__Extracted information__:
## BEGIN

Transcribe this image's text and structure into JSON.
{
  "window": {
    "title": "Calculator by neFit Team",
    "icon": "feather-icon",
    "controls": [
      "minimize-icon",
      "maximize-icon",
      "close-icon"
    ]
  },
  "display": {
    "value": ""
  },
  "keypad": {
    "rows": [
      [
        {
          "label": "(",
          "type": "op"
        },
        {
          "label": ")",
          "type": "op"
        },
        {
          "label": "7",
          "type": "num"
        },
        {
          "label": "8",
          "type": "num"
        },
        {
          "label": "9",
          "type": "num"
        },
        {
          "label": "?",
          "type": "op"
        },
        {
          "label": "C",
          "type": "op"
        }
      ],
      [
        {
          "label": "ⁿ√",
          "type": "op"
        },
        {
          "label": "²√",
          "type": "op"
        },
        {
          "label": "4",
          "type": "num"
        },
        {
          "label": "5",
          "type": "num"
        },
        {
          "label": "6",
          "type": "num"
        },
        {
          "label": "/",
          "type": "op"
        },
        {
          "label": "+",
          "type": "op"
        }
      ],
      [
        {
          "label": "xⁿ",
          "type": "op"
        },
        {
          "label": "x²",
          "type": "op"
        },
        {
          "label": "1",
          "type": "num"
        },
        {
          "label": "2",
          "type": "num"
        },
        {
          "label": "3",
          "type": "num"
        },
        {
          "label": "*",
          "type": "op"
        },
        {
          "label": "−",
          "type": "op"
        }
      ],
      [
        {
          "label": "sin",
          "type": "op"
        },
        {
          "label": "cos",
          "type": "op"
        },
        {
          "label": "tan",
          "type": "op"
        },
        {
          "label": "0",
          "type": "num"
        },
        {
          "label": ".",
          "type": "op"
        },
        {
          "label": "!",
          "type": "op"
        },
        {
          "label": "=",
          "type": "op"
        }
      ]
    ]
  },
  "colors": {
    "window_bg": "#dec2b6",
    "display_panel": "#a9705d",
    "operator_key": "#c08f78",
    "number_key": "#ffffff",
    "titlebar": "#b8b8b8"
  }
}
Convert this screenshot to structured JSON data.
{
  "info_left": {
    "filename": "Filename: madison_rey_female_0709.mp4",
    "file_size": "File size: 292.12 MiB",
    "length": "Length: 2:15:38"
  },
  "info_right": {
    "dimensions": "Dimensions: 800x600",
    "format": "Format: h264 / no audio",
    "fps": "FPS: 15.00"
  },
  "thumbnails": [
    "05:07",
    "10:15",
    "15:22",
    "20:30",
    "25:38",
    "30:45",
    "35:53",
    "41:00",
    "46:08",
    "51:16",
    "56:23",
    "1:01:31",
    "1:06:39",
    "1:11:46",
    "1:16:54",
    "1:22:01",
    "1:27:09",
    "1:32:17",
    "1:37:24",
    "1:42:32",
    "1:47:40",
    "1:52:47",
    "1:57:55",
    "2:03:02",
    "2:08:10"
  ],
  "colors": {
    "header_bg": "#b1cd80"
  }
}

## END

__Stated exercise__: In the lines above, locate the string "icon". Copy every line where it occurs.

__Solution for this exercise__:
    "icon": "feather-icon",
      "minimize-icon",
      "maximize-icon",
      "close-icon"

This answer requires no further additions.